** Start MATERIALS PROVIDED **

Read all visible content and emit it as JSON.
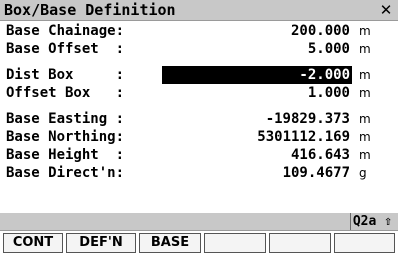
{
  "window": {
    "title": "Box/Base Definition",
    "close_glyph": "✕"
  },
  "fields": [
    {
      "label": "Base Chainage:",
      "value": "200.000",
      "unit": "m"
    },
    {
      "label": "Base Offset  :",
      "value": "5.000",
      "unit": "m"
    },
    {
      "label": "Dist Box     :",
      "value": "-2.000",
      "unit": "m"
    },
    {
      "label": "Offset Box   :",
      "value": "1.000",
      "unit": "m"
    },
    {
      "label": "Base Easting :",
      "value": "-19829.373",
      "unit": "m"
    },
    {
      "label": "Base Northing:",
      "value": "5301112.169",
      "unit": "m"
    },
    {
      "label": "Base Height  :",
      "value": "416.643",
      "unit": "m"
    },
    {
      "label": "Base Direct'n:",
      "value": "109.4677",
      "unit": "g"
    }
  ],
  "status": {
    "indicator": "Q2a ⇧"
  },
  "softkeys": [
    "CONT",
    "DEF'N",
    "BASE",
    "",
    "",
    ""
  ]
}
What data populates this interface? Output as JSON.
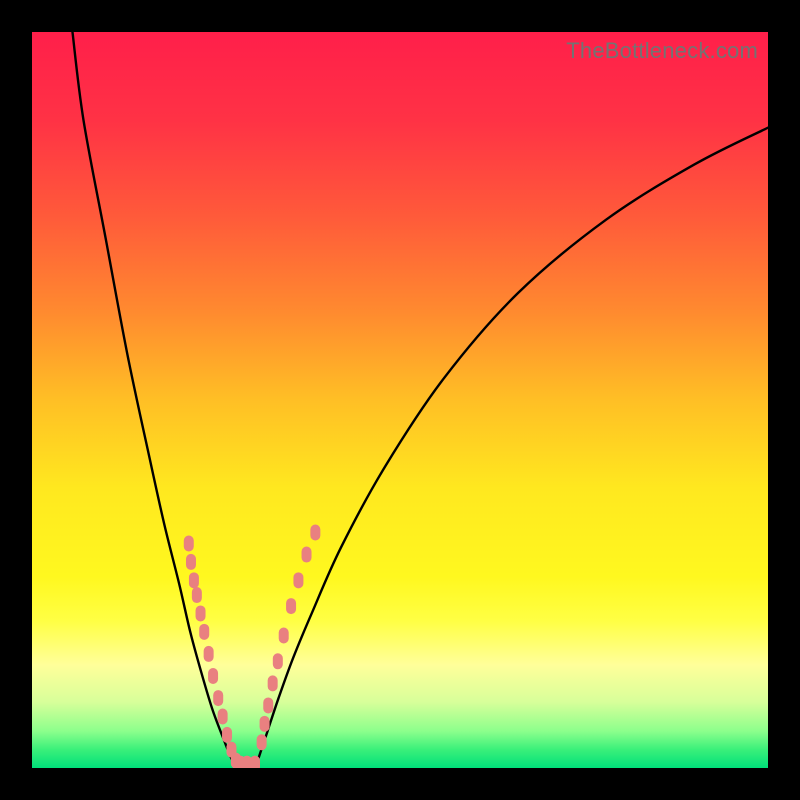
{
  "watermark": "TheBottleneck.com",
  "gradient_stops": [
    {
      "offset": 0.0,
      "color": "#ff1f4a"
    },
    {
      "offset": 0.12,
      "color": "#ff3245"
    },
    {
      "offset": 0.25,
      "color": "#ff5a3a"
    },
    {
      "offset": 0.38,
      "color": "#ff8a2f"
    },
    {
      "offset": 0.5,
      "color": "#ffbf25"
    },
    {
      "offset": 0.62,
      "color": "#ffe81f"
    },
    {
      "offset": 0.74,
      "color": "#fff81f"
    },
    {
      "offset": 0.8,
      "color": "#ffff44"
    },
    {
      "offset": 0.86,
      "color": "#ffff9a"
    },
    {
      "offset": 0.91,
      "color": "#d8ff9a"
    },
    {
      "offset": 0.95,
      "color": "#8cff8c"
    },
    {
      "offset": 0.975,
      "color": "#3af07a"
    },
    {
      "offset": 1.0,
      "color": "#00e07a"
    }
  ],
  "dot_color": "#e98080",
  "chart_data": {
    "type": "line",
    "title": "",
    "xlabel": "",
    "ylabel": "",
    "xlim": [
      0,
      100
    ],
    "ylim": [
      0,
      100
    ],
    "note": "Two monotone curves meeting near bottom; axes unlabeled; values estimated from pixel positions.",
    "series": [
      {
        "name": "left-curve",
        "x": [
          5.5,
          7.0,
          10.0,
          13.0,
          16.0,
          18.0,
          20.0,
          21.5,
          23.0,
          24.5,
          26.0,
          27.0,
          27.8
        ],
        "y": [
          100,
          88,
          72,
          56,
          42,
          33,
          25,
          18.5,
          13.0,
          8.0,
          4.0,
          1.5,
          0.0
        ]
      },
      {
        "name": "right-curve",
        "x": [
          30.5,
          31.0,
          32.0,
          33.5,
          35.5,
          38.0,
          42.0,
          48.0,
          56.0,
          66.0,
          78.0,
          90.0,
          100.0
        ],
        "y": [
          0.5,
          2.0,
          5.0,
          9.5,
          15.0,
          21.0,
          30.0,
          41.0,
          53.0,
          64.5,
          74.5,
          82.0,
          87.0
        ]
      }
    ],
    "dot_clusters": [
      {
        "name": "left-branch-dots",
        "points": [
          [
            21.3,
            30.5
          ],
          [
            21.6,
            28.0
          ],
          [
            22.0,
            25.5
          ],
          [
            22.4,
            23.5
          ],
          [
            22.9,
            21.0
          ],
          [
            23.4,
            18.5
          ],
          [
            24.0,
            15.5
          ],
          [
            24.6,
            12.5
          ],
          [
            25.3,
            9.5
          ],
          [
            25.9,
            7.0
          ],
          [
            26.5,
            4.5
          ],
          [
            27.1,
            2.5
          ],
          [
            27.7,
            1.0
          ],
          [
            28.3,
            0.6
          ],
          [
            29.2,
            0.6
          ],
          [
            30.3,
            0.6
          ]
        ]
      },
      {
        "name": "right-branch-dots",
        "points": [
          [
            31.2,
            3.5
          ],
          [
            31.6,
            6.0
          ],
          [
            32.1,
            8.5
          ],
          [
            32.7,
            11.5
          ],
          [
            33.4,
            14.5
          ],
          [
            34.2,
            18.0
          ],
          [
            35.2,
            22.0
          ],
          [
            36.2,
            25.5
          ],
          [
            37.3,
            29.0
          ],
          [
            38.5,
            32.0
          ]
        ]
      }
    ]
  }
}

** End MATERIALS PROVIDED **
** Start MATERIALS PROVIDED **

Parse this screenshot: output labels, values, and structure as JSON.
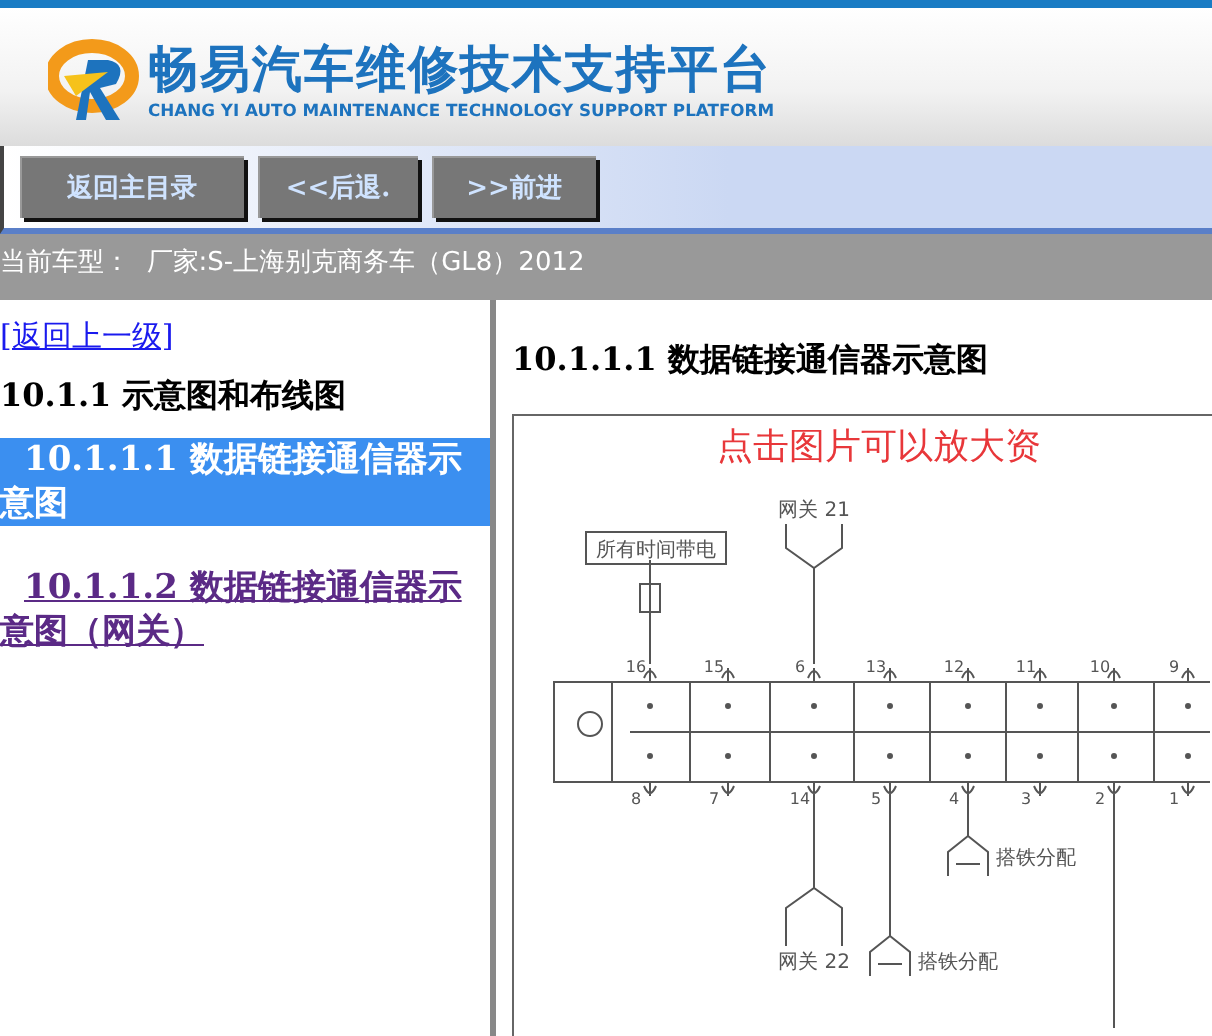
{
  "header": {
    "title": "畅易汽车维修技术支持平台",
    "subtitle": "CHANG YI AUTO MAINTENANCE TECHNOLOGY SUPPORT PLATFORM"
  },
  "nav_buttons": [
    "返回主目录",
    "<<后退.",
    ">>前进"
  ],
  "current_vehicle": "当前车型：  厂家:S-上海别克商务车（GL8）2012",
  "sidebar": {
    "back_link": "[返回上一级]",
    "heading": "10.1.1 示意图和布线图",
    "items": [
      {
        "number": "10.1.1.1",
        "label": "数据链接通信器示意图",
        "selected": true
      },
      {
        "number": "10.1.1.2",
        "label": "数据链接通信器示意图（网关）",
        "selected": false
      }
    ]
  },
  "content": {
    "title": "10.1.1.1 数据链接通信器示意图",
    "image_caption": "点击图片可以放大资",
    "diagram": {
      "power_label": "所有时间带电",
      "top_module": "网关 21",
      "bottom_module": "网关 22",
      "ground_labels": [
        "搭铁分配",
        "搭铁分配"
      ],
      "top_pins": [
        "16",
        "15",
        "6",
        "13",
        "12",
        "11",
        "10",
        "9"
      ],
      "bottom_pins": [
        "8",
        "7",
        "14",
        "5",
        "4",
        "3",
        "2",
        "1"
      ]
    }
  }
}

** End MATERIALS PROVIDED **

PROBLEM TO SOLVE - Pull out all lines containing the word "name" from the entries above.

EXPECTED ANSWER -
        "name": "left-curve",
        "name": "right-curve",
        "name": "left-branch-dots",
        "name": "right-branch-dots",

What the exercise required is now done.